[Records for the exercise start]
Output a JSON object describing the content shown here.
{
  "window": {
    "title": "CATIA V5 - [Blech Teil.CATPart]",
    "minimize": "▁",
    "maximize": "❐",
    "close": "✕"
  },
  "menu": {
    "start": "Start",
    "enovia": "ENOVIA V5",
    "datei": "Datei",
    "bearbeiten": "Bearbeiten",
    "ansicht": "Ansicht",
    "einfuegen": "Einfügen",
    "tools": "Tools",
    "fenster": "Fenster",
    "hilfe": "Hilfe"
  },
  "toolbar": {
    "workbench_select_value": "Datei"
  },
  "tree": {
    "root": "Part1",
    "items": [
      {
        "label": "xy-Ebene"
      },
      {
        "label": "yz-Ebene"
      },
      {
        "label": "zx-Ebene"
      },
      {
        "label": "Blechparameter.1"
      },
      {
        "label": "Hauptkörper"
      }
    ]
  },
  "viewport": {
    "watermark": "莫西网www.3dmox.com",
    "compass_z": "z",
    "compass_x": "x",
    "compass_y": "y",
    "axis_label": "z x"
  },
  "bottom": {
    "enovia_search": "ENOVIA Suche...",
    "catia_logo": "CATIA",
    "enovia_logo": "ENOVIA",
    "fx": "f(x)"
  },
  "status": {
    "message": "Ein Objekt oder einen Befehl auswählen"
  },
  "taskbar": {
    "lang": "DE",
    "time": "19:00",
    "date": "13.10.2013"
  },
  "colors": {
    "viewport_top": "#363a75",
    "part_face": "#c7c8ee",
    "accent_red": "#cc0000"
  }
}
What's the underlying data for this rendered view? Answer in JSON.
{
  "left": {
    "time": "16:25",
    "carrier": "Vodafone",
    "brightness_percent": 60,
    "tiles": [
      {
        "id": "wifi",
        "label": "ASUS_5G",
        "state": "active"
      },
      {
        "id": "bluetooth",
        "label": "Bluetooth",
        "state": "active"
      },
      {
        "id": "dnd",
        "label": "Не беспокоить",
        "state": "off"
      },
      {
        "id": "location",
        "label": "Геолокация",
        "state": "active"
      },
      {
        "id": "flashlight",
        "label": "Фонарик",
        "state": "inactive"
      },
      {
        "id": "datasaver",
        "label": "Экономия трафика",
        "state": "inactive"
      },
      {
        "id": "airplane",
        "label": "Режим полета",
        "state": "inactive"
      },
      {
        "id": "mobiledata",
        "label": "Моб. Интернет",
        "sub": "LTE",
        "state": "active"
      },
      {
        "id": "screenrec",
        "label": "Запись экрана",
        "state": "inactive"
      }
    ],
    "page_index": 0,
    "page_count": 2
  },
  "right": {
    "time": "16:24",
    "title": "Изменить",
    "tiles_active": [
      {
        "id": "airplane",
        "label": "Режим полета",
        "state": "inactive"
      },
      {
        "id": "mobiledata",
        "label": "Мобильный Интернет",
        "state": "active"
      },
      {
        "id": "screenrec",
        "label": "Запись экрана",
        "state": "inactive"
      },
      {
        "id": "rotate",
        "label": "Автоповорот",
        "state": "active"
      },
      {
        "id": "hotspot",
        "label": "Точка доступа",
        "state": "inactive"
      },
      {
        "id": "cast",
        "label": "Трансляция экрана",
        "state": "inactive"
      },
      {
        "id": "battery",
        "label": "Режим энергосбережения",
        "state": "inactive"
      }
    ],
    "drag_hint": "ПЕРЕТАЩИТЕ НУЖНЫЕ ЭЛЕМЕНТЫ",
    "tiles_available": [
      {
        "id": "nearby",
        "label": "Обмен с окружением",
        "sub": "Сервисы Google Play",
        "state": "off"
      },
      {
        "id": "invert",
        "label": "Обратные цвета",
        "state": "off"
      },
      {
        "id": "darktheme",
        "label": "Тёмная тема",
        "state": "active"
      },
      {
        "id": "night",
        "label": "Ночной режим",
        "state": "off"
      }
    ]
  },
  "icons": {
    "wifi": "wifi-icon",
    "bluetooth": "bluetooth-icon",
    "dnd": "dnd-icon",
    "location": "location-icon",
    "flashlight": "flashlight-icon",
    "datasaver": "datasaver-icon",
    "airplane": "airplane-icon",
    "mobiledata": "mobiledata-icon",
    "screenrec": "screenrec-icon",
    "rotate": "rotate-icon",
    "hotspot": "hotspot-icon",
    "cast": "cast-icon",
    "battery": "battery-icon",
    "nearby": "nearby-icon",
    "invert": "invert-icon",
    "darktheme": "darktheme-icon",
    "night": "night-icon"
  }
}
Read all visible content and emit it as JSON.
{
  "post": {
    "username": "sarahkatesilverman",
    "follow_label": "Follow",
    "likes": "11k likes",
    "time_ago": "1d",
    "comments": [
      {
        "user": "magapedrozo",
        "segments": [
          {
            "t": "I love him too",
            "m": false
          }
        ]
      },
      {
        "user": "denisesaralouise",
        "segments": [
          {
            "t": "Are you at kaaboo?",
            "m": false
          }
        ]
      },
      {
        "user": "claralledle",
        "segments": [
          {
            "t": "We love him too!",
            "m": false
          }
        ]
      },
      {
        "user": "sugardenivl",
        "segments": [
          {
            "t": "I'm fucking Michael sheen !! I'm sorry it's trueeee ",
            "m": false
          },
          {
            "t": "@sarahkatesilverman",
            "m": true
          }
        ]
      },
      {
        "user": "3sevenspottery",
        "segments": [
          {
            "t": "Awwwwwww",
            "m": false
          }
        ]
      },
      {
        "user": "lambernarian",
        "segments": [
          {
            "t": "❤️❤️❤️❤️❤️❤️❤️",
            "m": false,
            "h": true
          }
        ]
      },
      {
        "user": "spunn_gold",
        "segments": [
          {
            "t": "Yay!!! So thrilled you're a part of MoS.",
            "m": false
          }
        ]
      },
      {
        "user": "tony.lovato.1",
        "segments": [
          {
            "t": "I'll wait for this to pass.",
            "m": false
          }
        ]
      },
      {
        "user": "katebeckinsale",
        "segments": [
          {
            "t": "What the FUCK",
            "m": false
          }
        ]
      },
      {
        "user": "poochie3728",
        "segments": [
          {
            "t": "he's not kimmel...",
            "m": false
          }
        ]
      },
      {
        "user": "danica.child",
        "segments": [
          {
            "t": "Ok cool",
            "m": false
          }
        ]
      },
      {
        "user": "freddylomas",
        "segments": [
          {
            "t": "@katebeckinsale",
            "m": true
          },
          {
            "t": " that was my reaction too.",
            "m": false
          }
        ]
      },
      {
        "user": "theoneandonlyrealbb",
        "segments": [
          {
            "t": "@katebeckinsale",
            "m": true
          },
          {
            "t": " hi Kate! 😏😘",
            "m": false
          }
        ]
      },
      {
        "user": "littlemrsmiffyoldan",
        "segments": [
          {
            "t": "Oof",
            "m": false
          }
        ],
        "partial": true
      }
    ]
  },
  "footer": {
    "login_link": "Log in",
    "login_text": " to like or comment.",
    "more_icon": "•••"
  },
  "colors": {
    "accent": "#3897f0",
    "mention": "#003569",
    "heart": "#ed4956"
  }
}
[Records for the exercise end]
• **What is needed**:
Extract every entry in the listing word for word.

• **Exercise answer**:
Output a JSON object describing the content shown here.
{
  "window": {
    "title": "CATIA V5 - [Blech Teil.CATPart]",
    "minimize": "▁",
    "maximize": "❐",
    "close": "✕"
  },
  "menu": {
    "start": "Start",
    "enovia": "ENOVIA V5",
    "datei": "Datei",
    "bearbeiten": "Bearbeiten",
    "ansicht": "Ansicht",
    "einfuegen": "Einfügen",
    "tools": "Tools",
    "fenster": "Fenster",
    "hilfe": "Hilfe"
  },
  "toolbar": {
    "workbench_select_value": "Datei"
  },
  "tree": {
    "root": "Part1",
    "items": [
      {
        "label": "xy-Ebene"
      },
      {
        "label": "yz-Ebene"
      },
      {
        "label": "zx-Ebene"
      },
      {
        "label": "Blechparameter.1"
      },
      {
        "label": "Hauptkörper"
      }
    ]
  },
  "viewport": {
    "watermark": "莫西网www.3dmox.com",
    "compass_z": "z",
    "compass_x": "x",
    "compass_y": "y",
    "axis_label": "z x"
  },
  "bottom": {
    "enovia_search": "ENOVIA Suche...",
    "catia_logo": "CATIA",
    "enovia_logo": "ENOVIA",
    "fx": "f(x)"
  },
  "status": {
    "message": "Ein Objekt oder einen Befehl auswählen"
  },
  "taskbar": {
    "lang": "DE",
    "time": "19:00",
    "date": "13.10.2013"
  },
  "colors": {
    "viewport_top": "#363a75",
    "part_face": "#c7c8ee",
    "accent_red": "#cc0000"
  }
}
What's the underlying data for this rendered view? Answer in JSON.
{
  "left": {
    "time": "16:25",
    "carrier": "Vodafone",
    "brightness_percent": 60,
    "tiles": [
      {
        "id": "wifi",
        "label": "ASUS_5G",
        "state": "active"
      },
      {
        "id": "bluetooth",
        "label": "Bluetooth",
        "state": "active"
      },
      {
        "id": "dnd",
        "label": "Не беспокоить",
        "state": "off"
      },
      {
        "id": "location",
        "label": "Геолокация",
        "state": "active"
      },
      {
        "id": "flashlight",
        "label": "Фонарик",
        "state": "inactive"
      },
      {
        "id": "datasaver",
        "label": "Экономия трафика",
        "state": "inactive"
      },
      {
        "id": "airplane",
        "label": "Режим полета",
        "state": "inactive"
      },
      {
        "id": "mobiledata",
        "label": "Моб. Интернет",
        "sub": "LTE",
        "state": "active"
      },
      {
        "id": "screenrec",
        "label": "Запись экрана",
        "state": "inactive"
      }
    ],
    "page_index": 0,
    "page_count": 2
  },
  "right": {
    "time": "16:24",
    "title": "Изменить",
    "tiles_active": [
      {
        "id": "airplane",
        "label": "Режим полета",
        "state": "inactive"
      },
      {
        "id": "mobiledata",
        "label": "Мобильный Интернет",
        "state": "active"
      },
      {
        "id": "screenrec",
        "label": "Запись экрана",
        "state": "inactive"
      },
      {
        "id": "rotate",
        "label": "Автоповорот",
        "state": "active"
      },
      {
        "id": "hotspot",
        "label": "Точка доступа",
        "state": "inactive"
      },
      {
        "id": "cast",
        "label": "Трансляция экрана",
        "state": "inactive"
      },
      {
        "id": "battery",
        "label": "Режим энергосбережения",
        "state": "inactive"
      }
    ],
    "drag_hint": "ПЕРЕТАЩИТЕ НУЖНЫЕ ЭЛЕМЕНТЫ",
    "tiles_available": [
      {
        "id": "nearby",
        "label": "Обмен с окружением",
        "sub": "Сервисы Google Play",
        "state": "off"
      },
      {
        "id": "invert",
        "label": "Обратные цвета",
        "state": "off"
      },
      {
        "id": "darktheme",
        "label": "Тёмная тема",
        "state": "active"
      },
      {
        "id": "night",
        "label": "Ночной режим",
        "state": "off"
      }
    ]
  },
  "icons": {
    "wifi": "wifi-icon",
    "bluetooth": "bluetooth-icon",
    "dnd": "dnd-icon",
    "location": "location-icon",
    "flashlight": "flashlight-icon",
    "datasaver": "datasaver-icon",
    "airplane": "airplane-icon",
    "mobiledata": "mobiledata-icon",
    "screenrec": "screenrec-icon",
    "rotate": "rotate-icon",
    "hotspot": "hotspot-icon",
    "cast": "cast-icon",
    "battery": "battery-icon",
    "nearby": "nearby-icon",
    "invert": "invert-icon",
    "darktheme": "darktheme-icon",
    "night": "night-icon"
  }
}
Read all visible content and emit it as JSON.
{
  "post": {
    "username": "sarahkatesilverman",
    "follow_label": "Follow",
    "likes": "11k likes",
    "time_ago": "1d",
    "comments": [
      {
        "user": "magapedrozo",
        "segments": [
          {
            "t": "I love him too",
            "m": false
          }
        ]
      },
      {
        "user": "denisesaralouise",
        "segments": [
          {
            "t": "Are you at kaaboo?",
            "m": false
          }
        ]
      },
      {
        "user": "claralledle",
        "segments": [
          {
            "t": "We love him too!",
            "m": false
          }
        ]
      },
      {
        "user": "sugardenivl",
        "segments": [
          {
            "t": "I'm fucking Michael sheen !! I'm sorry it's trueeee ",
            "m": false
          },
          {
            "t": "@sarahkatesilverman",
            "m": true
          }
        ]
      },
      {
        "user": "3sevenspottery",
        "segments": [
          {
            "t": "Awwwwwww",
            "m": false
          }
        ]
      },
      {
        "user": "lambernarian",
        "segments": [
          {
            "t": "❤️❤️❤️❤️❤️❤️❤️",
            "m": false,
            "h": true
          }
        ]
      },
      {
        "user": "spunn_gold",
        "segments": [
          {
            "t": "Yay!!! So thrilled you're a part of MoS.",
            "m": false
          }
        ]
      },
      {
        "user": "tony.lovato.1",
        "segments": [
          {
            "t": "I'll wait for this to pass.",
            "m": false
          }
        ]
      },
      {
        "user": "katebeckinsale",
        "segments": [
          {
            "t": "What the FUCK",
            "m": false
          }
        ]
      },
      {
        "user": "poochie3728",
        "segments": [
          {
            "t": "he's not kimmel...",
            "m": false
          }
        ]
      },
      {
        "user": "danica.child",
        "segments": [
          {
            "t": "Ok cool",
            "m": false
          }
        ]
      },
      {
        "user": "freddylomas",
        "segments": [
          {
            "t": "@katebeckinsale",
            "m": true
          },
          {
            "t": " that was my reaction too.",
            "m": false
          }
        ]
      },
      {
        "user": "theoneandonlyrealbb",
        "segments": [
          {
            "t": "@katebeckinsale",
            "m": true
          },
          {
            "t": " hi Kate! 😏😘",
            "m": false
          }
        ]
      },
      {
        "user": "littlemrsmiffyoldan",
        "segments": [
          {
            "t": "Oof",
            "m": false
          }
        ],
        "partial": true
      }
    ]
  },
  "footer": {
    "login_link": "Log in",
    "login_text": " to like or comment.",
    "more_icon": "•••"
  },
  "colors": {
    "accent": "#3897f0",
    "mention": "#003569",
    "heart": "#ed4956"
  }
}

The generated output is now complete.